- DATASET EXCERPTS:

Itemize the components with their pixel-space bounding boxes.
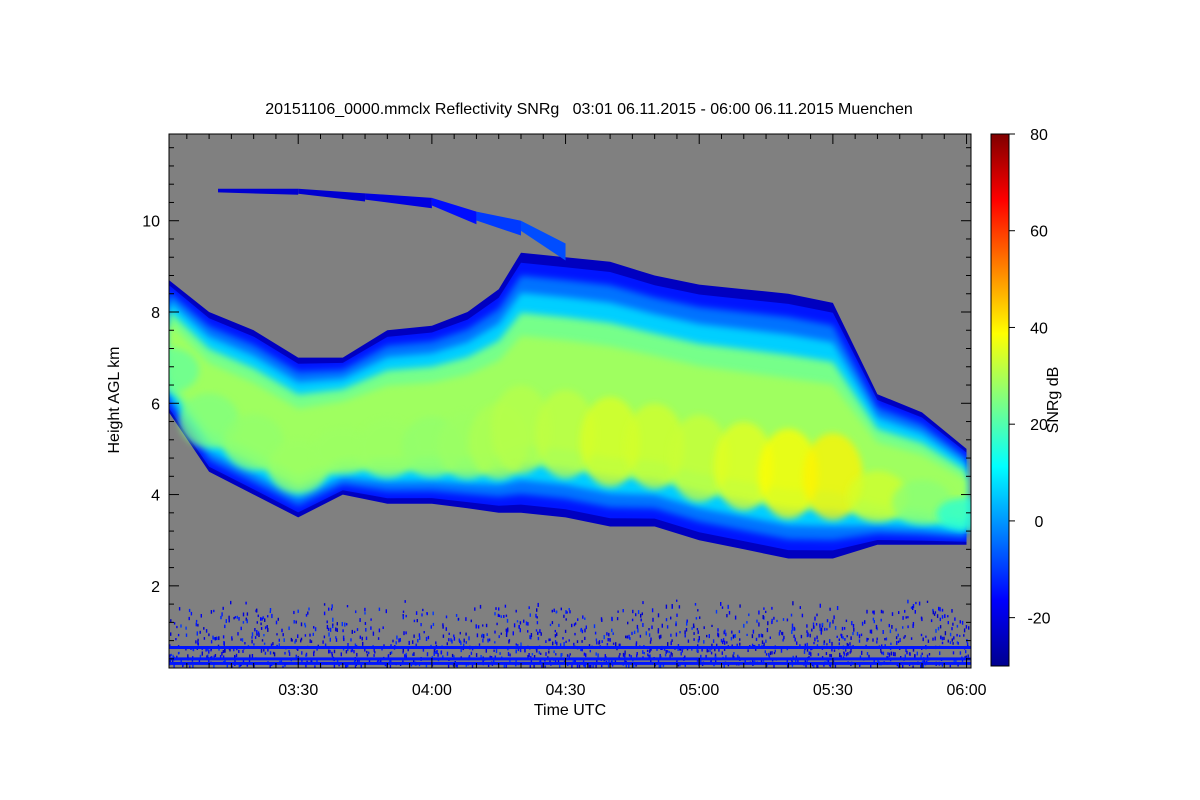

==

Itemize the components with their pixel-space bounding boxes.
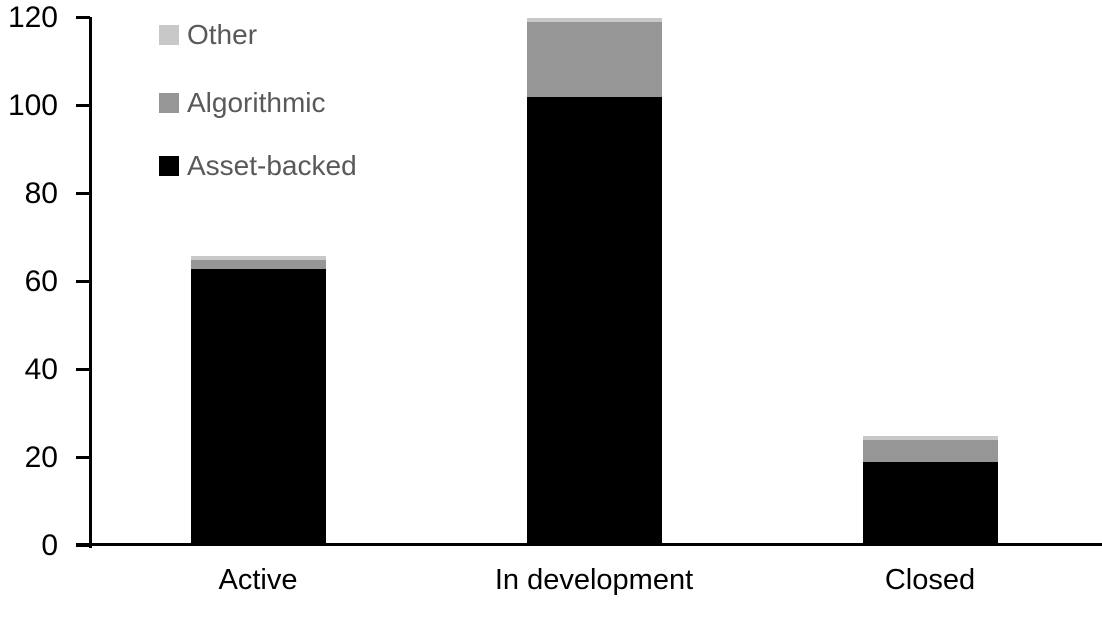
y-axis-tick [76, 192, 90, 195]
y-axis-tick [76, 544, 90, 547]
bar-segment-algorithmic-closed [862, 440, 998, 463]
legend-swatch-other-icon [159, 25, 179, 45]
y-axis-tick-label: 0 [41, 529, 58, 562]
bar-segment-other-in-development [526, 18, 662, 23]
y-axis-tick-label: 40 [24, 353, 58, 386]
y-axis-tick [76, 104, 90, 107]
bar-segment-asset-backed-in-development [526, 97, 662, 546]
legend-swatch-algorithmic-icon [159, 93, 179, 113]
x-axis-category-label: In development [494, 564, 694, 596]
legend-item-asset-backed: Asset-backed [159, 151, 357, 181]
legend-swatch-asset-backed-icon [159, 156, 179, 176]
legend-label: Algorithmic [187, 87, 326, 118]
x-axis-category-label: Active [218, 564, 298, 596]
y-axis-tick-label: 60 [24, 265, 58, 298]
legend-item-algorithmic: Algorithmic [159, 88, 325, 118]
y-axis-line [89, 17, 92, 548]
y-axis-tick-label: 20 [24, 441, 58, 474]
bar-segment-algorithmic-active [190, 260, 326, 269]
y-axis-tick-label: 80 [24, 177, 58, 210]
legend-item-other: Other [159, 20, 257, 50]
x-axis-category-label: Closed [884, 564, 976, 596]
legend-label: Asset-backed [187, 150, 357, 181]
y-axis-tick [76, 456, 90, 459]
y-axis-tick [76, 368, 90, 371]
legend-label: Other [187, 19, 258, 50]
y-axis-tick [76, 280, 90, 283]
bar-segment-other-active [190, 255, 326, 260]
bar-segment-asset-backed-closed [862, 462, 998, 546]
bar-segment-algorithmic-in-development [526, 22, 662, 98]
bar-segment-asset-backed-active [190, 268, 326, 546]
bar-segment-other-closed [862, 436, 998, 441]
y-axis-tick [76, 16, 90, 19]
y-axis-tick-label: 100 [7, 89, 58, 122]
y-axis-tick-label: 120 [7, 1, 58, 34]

- WORK INSTRUCTIONS:
Collect each line of the records that contains the string "icon", matching case exactly.

- SOLUTION TO THE PROBLEM:
legend-swatch-other-icon [159, 25, 179, 45]
legend-swatch-algorithmic-icon [159, 93, 179, 113]
legend-swatch-asset-backed-icon [159, 156, 179, 176]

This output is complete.